* _Records from a data source_
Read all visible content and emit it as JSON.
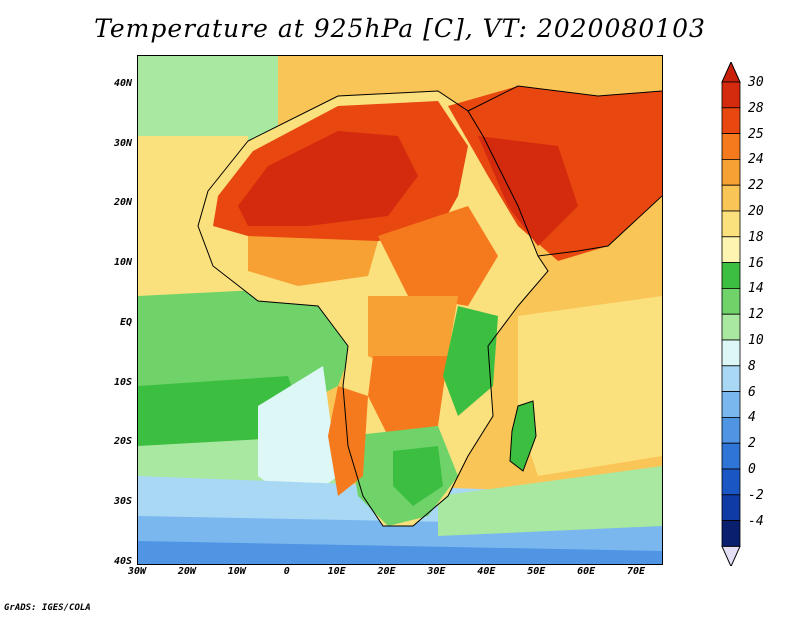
{
  "title": "Temperature at 925hPa [C], VT: 2020080103",
  "credit": "GrADS: IGES/COLA",
  "map": {
    "lon_range": [
      -30,
      75
    ],
    "lat_range": [
      -40,
      45
    ],
    "lat_ticks": [
      {
        "value": 40,
        "label": "40N"
      },
      {
        "value": 30,
        "label": "30N"
      },
      {
        "value": 20,
        "label": "20N"
      },
      {
        "value": 10,
        "label": "10N"
      },
      {
        "value": 0,
        "label": "EQ"
      },
      {
        "value": -10,
        "label": "10S"
      },
      {
        "value": -20,
        "label": "20S"
      },
      {
        "value": -30,
        "label": "30S"
      },
      {
        "value": -40,
        "label": "40S"
      }
    ],
    "lon_ticks": [
      {
        "value": -30,
        "label": "30W"
      },
      {
        "value": -20,
        "label": "20W"
      },
      {
        "value": -10,
        "label": "10W"
      },
      {
        "value": 0,
        "label": "0"
      },
      {
        "value": 10,
        "label": "10E"
      },
      {
        "value": 20,
        "label": "20E"
      },
      {
        "value": 30,
        "label": "30E"
      },
      {
        "value": 40,
        "label": "40E"
      },
      {
        "value": 50,
        "label": "50E"
      },
      {
        "value": 60,
        "label": "60E"
      },
      {
        "value": 70,
        "label": "70E"
      }
    ]
  },
  "colorbar": {
    "levels": [
      {
        "label": "30",
        "color": "#d42a0e"
      },
      {
        "label": "28",
        "color": "#e8480f"
      },
      {
        "label": "25",
        "color": "#f57a1e"
      },
      {
        "label": "24",
        "color": "#f7a033"
      },
      {
        "label": "22",
        "color": "#f9c557"
      },
      {
        "label": "20",
        "color": "#fbe07e"
      },
      {
        "label": "18",
        "color": "#fdf4b1"
      },
      {
        "label": "16",
        "color": "#3cbf40"
      },
      {
        "label": "14",
        "color": "#6fd36a"
      },
      {
        "label": "12",
        "color": "#a9e8a0"
      },
      {
        "label": "10",
        "color": "#dcf7f5"
      },
      {
        "label": "8",
        "color": "#a9d8f5"
      },
      {
        "label": "6",
        "color": "#7ab7ef"
      },
      {
        "label": "4",
        "color": "#4f95e3"
      },
      {
        "label": "2",
        "color": "#2f74d7"
      },
      {
        "label": "0",
        "color": "#1a57c4"
      },
      {
        "label": "-2",
        "color": "#0e3ba5"
      },
      {
        "label": "-4",
        "color": "#0a1f6e"
      }
    ],
    "top_color": "#c8200a",
    "bottom_color": "#e6e0f7"
  }
}
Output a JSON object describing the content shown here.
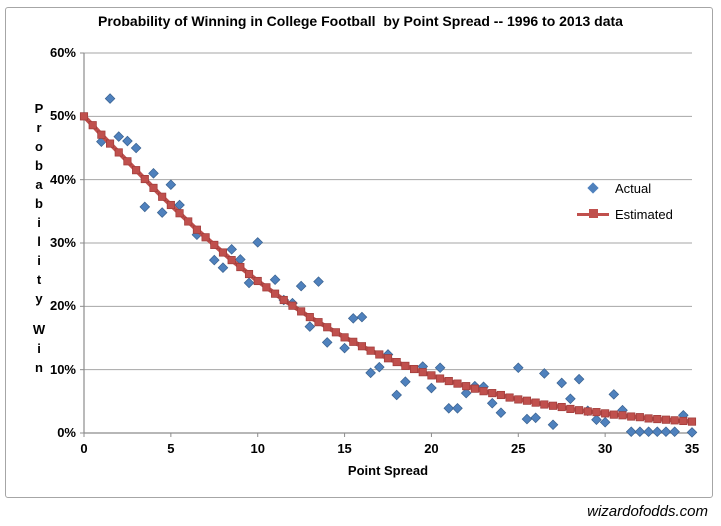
{
  "chart_data": {
    "type": "scatter",
    "title": "Probability of Winning in College Football  by Point Spread -- 1996 to 2013 data",
    "xlabel": "Point Spread",
    "ylabel": "Probability Win",
    "watermark": "wizardofodds.com",
    "xlim": [
      0,
      35
    ],
    "ylim": [
      0,
      60
    ],
    "x_ticks": [
      0,
      5,
      10,
      15,
      20,
      25,
      30,
      35
    ],
    "y_ticks": [
      {
        "value": 0,
        "label": "0%"
      },
      {
        "value": 10,
        "label": "10%"
      },
      {
        "value": 20,
        "label": "20%"
      },
      {
        "value": 30,
        "label": "30%"
      },
      {
        "value": 40,
        "label": "40%"
      },
      {
        "value": 50,
        "label": "50%"
      },
      {
        "value": 60,
        "label": "60%"
      }
    ],
    "grid": "horizontal",
    "legend_position": "middle-right",
    "colors": {
      "grid": "#A6A6A6",
      "axis": "#8C8C8C"
    },
    "series": [
      {
        "name": "Actual",
        "type": "scatter",
        "marker": "diamond",
        "color": "#4F81BD",
        "border": "#39618F",
        "points": [
          [
            1,
            46
          ],
          [
            1.5,
            52.8
          ],
          [
            2,
            46.8
          ],
          [
            2.5,
            46.1
          ],
          [
            3,
            45
          ],
          [
            3.5,
            35.7
          ],
          [
            4,
            41
          ],
          [
            4.5,
            34.8
          ],
          [
            5,
            39.2
          ],
          [
            5.5,
            36
          ],
          [
            6.5,
            31.3
          ],
          [
            7.5,
            27.3
          ],
          [
            8,
            26.1
          ],
          [
            8.5,
            29
          ],
          [
            9,
            27.4
          ],
          [
            9.5,
            23.7
          ],
          [
            10,
            30.1
          ],
          [
            11,
            24.2
          ],
          [
            11.5,
            21
          ],
          [
            12,
            20.5
          ],
          [
            12.5,
            23.2
          ],
          [
            13,
            16.8
          ],
          [
            13.5,
            23.9
          ],
          [
            14,
            14.3
          ],
          [
            15,
            13.4
          ],
          [
            15.5,
            18.1
          ],
          [
            16,
            18.3
          ],
          [
            16.5,
            9.5
          ],
          [
            17,
            10.4
          ],
          [
            17.5,
            12.4
          ],
          [
            18,
            6
          ],
          [
            18.5,
            8.1
          ],
          [
            19.5,
            10.5
          ],
          [
            20,
            7.1
          ],
          [
            20.5,
            10.3
          ],
          [
            21,
            3.9
          ],
          [
            21.5,
            3.9
          ],
          [
            22,
            6.3
          ],
          [
            22.5,
            7.4
          ],
          [
            23,
            7.3
          ],
          [
            23.5,
            4.7
          ],
          [
            24,
            3.2
          ],
          [
            25,
            10.3
          ],
          [
            25.5,
            2.2
          ],
          [
            26,
            2.4
          ],
          [
            26.5,
            9.4
          ],
          [
            27,
            1.3
          ],
          [
            27.5,
            7.9
          ],
          [
            28,
            5.4
          ],
          [
            28.5,
            8.5
          ],
          [
            29,
            3.5
          ],
          [
            29.5,
            2.1
          ],
          [
            30,
            1.7
          ],
          [
            30.5,
            6.1
          ],
          [
            31,
            3.6
          ],
          [
            31.5,
            0.2
          ],
          [
            32,
            0.2
          ],
          [
            32.5,
            0.2
          ],
          [
            33,
            0.2
          ],
          [
            33.5,
            0.2
          ],
          [
            34,
            0.2
          ],
          [
            34.5,
            2.8
          ],
          [
            35,
            0.1
          ]
        ]
      },
      {
        "name": "Estimated",
        "type": "line",
        "marker": "square",
        "color": "#C0504D",
        "border": "#9E3A38",
        "points": [
          [
            0,
            50
          ],
          [
            0.5,
            48.6
          ],
          [
            1,
            47.1
          ],
          [
            1.5,
            45.7
          ],
          [
            2,
            44.3
          ],
          [
            2.5,
            42.9
          ],
          [
            3,
            41.5
          ],
          [
            3.5,
            40.1
          ],
          [
            4,
            38.7
          ],
          [
            4.5,
            37.3
          ],
          [
            5,
            36
          ],
          [
            5.5,
            34.7
          ],
          [
            6,
            33.4
          ],
          [
            6.5,
            32.1
          ],
          [
            7,
            30.9
          ],
          [
            7.5,
            29.7
          ],
          [
            8,
            28.5
          ],
          [
            8.5,
            27.3
          ],
          [
            9,
            26.2
          ],
          [
            9.5,
            25.1
          ],
          [
            10,
            24
          ],
          [
            10.5,
            23
          ],
          [
            11,
            22
          ],
          [
            11.5,
            21
          ],
          [
            12,
            20.1
          ],
          [
            12.5,
            19.2
          ],
          [
            13,
            18.3
          ],
          [
            13.5,
            17.5
          ],
          [
            14,
            16.7
          ],
          [
            14.5,
            15.9
          ],
          [
            15,
            15.1
          ],
          [
            15.5,
            14.4
          ],
          [
            16,
            13.7
          ],
          [
            16.5,
            13
          ],
          [
            17,
            12.4
          ],
          [
            17.5,
            11.8
          ],
          [
            18,
            11.2
          ],
          [
            18.5,
            10.6
          ],
          [
            19,
            10.1
          ],
          [
            19.5,
            9.6
          ],
          [
            20,
            9.1
          ],
          [
            20.5,
            8.6
          ],
          [
            21,
            8.2
          ],
          [
            21.5,
            7.8
          ],
          [
            22,
            7.4
          ],
          [
            22.5,
            7
          ],
          [
            23,
            6.6
          ],
          [
            23.5,
            6.3
          ],
          [
            24,
            6
          ],
          [
            24.5,
            5.6
          ],
          [
            25,
            5.3
          ],
          [
            25.5,
            5.1
          ],
          [
            26,
            4.8
          ],
          [
            26.5,
            4.5
          ],
          [
            27,
            4.3
          ],
          [
            27.5,
            4.1
          ],
          [
            28,
            3.8
          ],
          [
            28.5,
            3.6
          ],
          [
            29,
            3.4
          ],
          [
            29.5,
            3.3
          ],
          [
            30,
            3.1
          ],
          [
            30.5,
            2.9
          ],
          [
            31,
            2.8
          ],
          [
            31.5,
            2.6
          ],
          [
            32,
            2.5
          ],
          [
            32.5,
            2.3
          ],
          [
            33,
            2.2
          ],
          [
            33.5,
            2.1
          ],
          [
            34,
            2
          ],
          [
            34.5,
            1.9
          ],
          [
            35,
            1.8
          ]
        ]
      }
    ]
  }
}
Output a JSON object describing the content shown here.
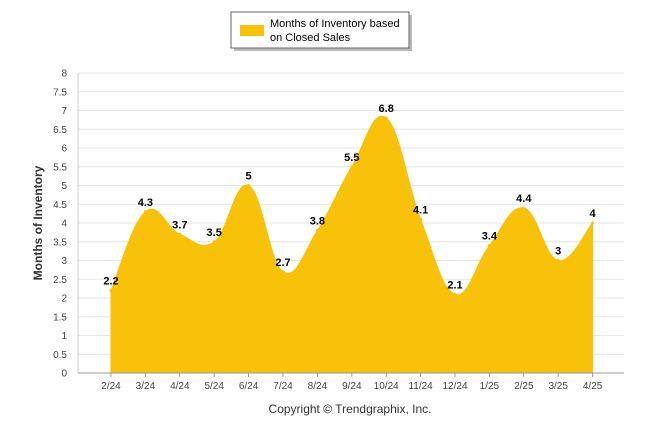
{
  "chart_data": {
    "type": "area",
    "title": "",
    "xlabel": "",
    "ylabel": "Months of Inventory",
    "categories": [
      "2/24",
      "3/24",
      "4/24",
      "5/24",
      "6/24",
      "7/24",
      "8/24",
      "9/24",
      "10/24",
      "11/24",
      "12/24",
      "1/25",
      "2/25",
      "3/25",
      "4/25"
    ],
    "series": [
      {
        "name": "Months of Inventory based on Closed Sales",
        "values": [
          2.2,
          4.3,
          3.7,
          3.5,
          5,
          2.7,
          3.8,
          5.5,
          6.8,
          4.1,
          2.1,
          3.4,
          4.4,
          3,
          4
        ],
        "color": "#F8C10A"
      }
    ],
    "ylim": [
      0,
      8
    ],
    "yticks": [
      "0",
      "0.5",
      "1",
      "1.5",
      "2",
      "2.5",
      "3",
      "3.5",
      "4",
      "4.5",
      "5",
      "5.5",
      "6",
      "6.5",
      "7",
      "7.5",
      "8"
    ],
    "grid": true,
    "legend": "top-center",
    "legend_lines": [
      "Months of Inventory based",
      "on Closed Sales"
    ],
    "curve": "smooth"
  },
  "footer": {
    "copyright": "Copyright © Trendgraphix, Inc."
  }
}
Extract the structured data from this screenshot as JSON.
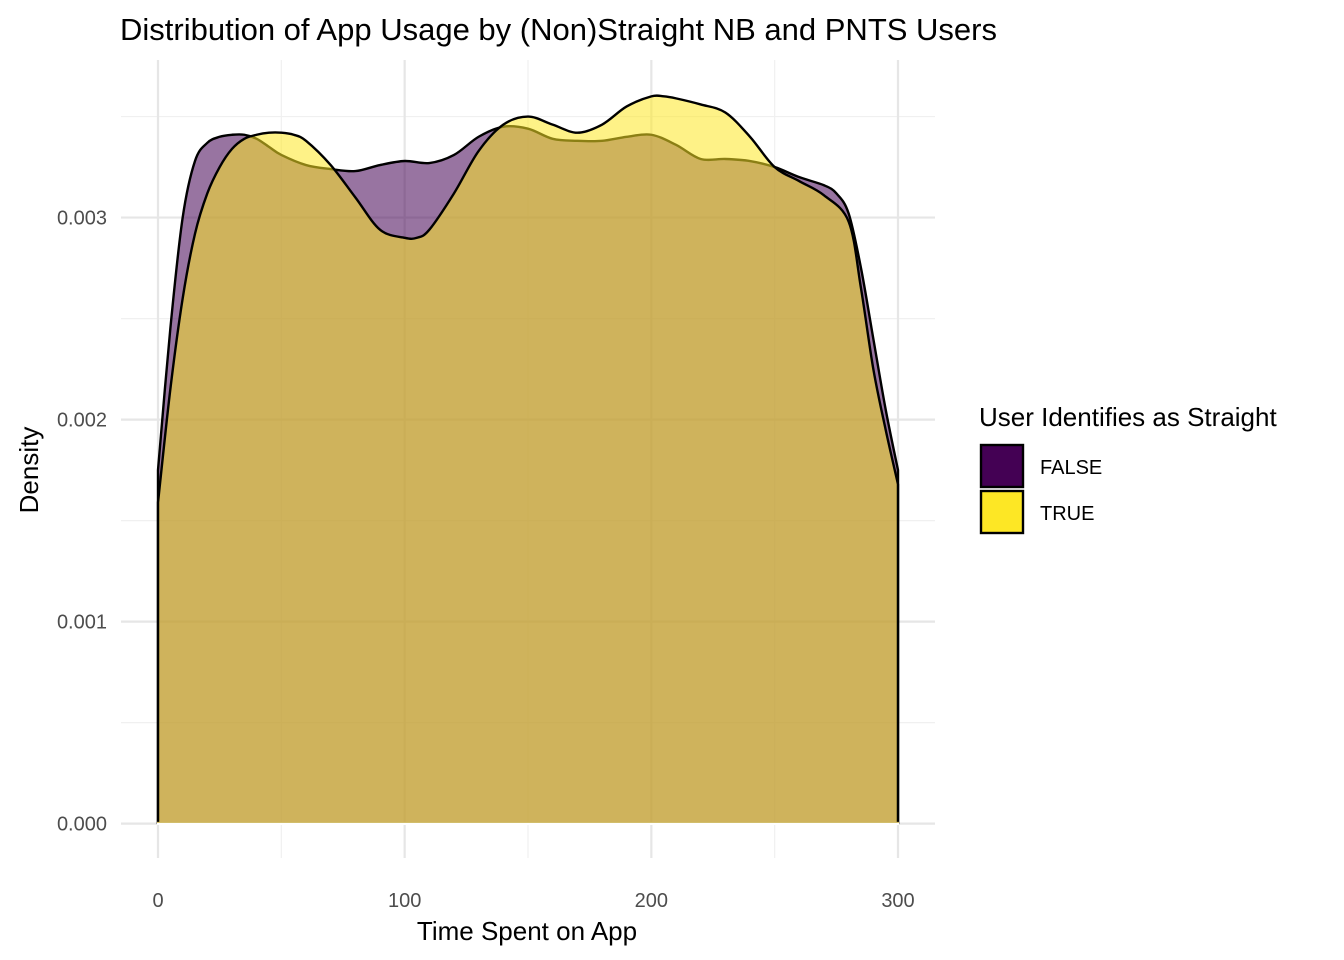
{
  "chart_data": {
    "type": "area",
    "title": "Distribution of App Usage by (Non)Straight NB and PNTS Users",
    "xlabel": "Time Spent on App",
    "ylabel": "Density",
    "xlim": [
      -15,
      315
    ],
    "ylim": [
      -0.00017,
      0.00378
    ],
    "x_ticks": [
      0,
      100,
      200,
      300
    ],
    "x_tick_labels": [
      "0",
      "100",
      "200",
      "300"
    ],
    "x_minor_ticks": [
      50,
      150,
      250
    ],
    "y_ticks": [
      0.0,
      0.001,
      0.002,
      0.003
    ],
    "y_tick_labels": [
      "0.000",
      "0.001",
      "0.002",
      "0.003"
    ],
    "y_minor_ticks": [
      0.0005,
      0.0015,
      0.0025,
      0.0035
    ],
    "grid": true,
    "legend": {
      "title": "User Identifies as Straight",
      "position": "right"
    },
    "series": [
      {
        "name": "FALSE",
        "color": "#440154",
        "x": [
          0,
          5,
          10,
          15,
          20,
          25,
          30,
          35,
          40,
          45,
          50,
          60,
          70,
          80,
          90,
          100,
          110,
          120,
          130,
          140,
          150,
          160,
          170,
          180,
          190,
          200,
          210,
          220,
          230,
          240,
          250,
          260,
          270,
          275,
          280,
          285,
          290,
          295,
          300
        ],
        "y": [
          0.00175,
          0.00245,
          0.003,
          0.00328,
          0.00337,
          0.0034,
          0.00341,
          0.00341,
          0.00339,
          0.00335,
          0.00331,
          0.00326,
          0.00324,
          0.00323,
          0.00326,
          0.00328,
          0.00327,
          0.00331,
          0.0034,
          0.00345,
          0.00344,
          0.00339,
          0.00338,
          0.00338,
          0.0034,
          0.00341,
          0.00336,
          0.00329,
          0.00329,
          0.00328,
          0.00325,
          0.0032,
          0.00316,
          0.00312,
          0.00302,
          0.00275,
          0.0024,
          0.00205,
          0.00175
        ]
      },
      {
        "name": "TRUE",
        "color": "#fde725",
        "x": [
          0,
          5,
          10,
          15,
          20,
          25,
          30,
          35,
          40,
          45,
          50,
          55,
          60,
          70,
          80,
          90,
          100,
          105,
          110,
          120,
          130,
          140,
          150,
          160,
          170,
          180,
          190,
          200,
          205,
          210,
          220,
          230,
          240,
          250,
          260,
          270,
          280,
          285,
          290,
          295,
          300
        ],
        "y": [
          0.00159,
          0.00215,
          0.0026,
          0.00292,
          0.00312,
          0.00325,
          0.00334,
          0.00339,
          0.00341,
          0.00342,
          0.00342,
          0.00341,
          0.00338,
          0.00326,
          0.0031,
          0.00294,
          0.0029,
          0.0029,
          0.00294,
          0.00312,
          0.00333,
          0.00346,
          0.0035,
          0.00346,
          0.00342,
          0.00346,
          0.00355,
          0.0036,
          0.0036,
          0.00359,
          0.00356,
          0.00352,
          0.0034,
          0.00325,
          0.00318,
          0.00311,
          0.00298,
          0.00265,
          0.00225,
          0.00195,
          0.00168
        ]
      }
    ]
  }
}
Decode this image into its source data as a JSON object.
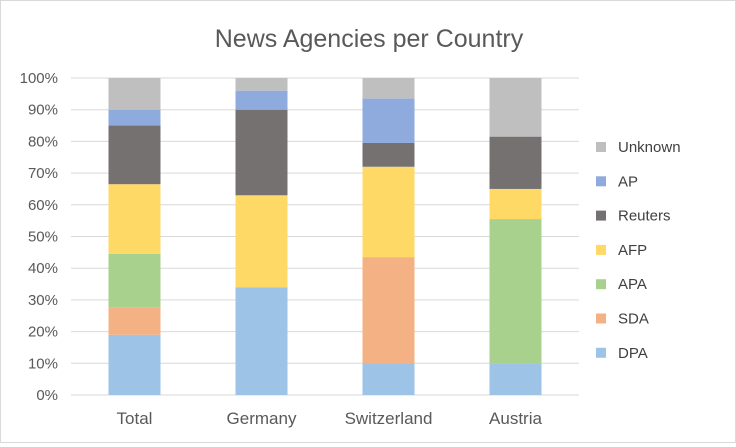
{
  "chart_data": {
    "type": "bar",
    "stacked": true,
    "percent_stacked": true,
    "title": "News Agencies per Country",
    "xlabel": "",
    "ylabel": "",
    "ylim": [
      0,
      100
    ],
    "y_ticks": [
      "0%",
      "10%",
      "20%",
      "30%",
      "40%",
      "50%",
      "60%",
      "70%",
      "80%",
      "90%",
      "100%"
    ],
    "y_tick_values": [
      0,
      10,
      20,
      30,
      40,
      50,
      60,
      70,
      80,
      90,
      100
    ],
    "grid": true,
    "legend_position": "right",
    "categories": [
      "Total",
      "Germany",
      "Switzerland",
      "Austria"
    ],
    "series": [
      {
        "name": "DPA",
        "color": "#9dc3e6",
        "values": [
          19,
          34,
          10,
          10
        ]
      },
      {
        "name": "SDA",
        "color": "#f4b183",
        "values": [
          8.5,
          0,
          33.5,
          0
        ]
      },
      {
        "name": "APA",
        "color": "#a9d18e",
        "values": [
          17,
          0,
          0,
          45.5
        ]
      },
      {
        "name": "AFP",
        "color": "#ffd966",
        "values": [
          22,
          29,
          28.5,
          9.5
        ]
      },
      {
        "name": "Reuters",
        "color": "#767171",
        "values": [
          18.5,
          27,
          7.5,
          16.5
        ]
      },
      {
        "name": "AP",
        "color": "#8faadc",
        "values": [
          5,
          6,
          14,
          0
        ]
      },
      {
        "name": "Unknown",
        "color": "#bfbfbf",
        "values": [
          10,
          4,
          6.5,
          18.5
        ]
      }
    ]
  }
}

* _Written problem_
Of all the lines in the entries, how many contain the word "Straight"? Give only the number.

* _Written answer_
2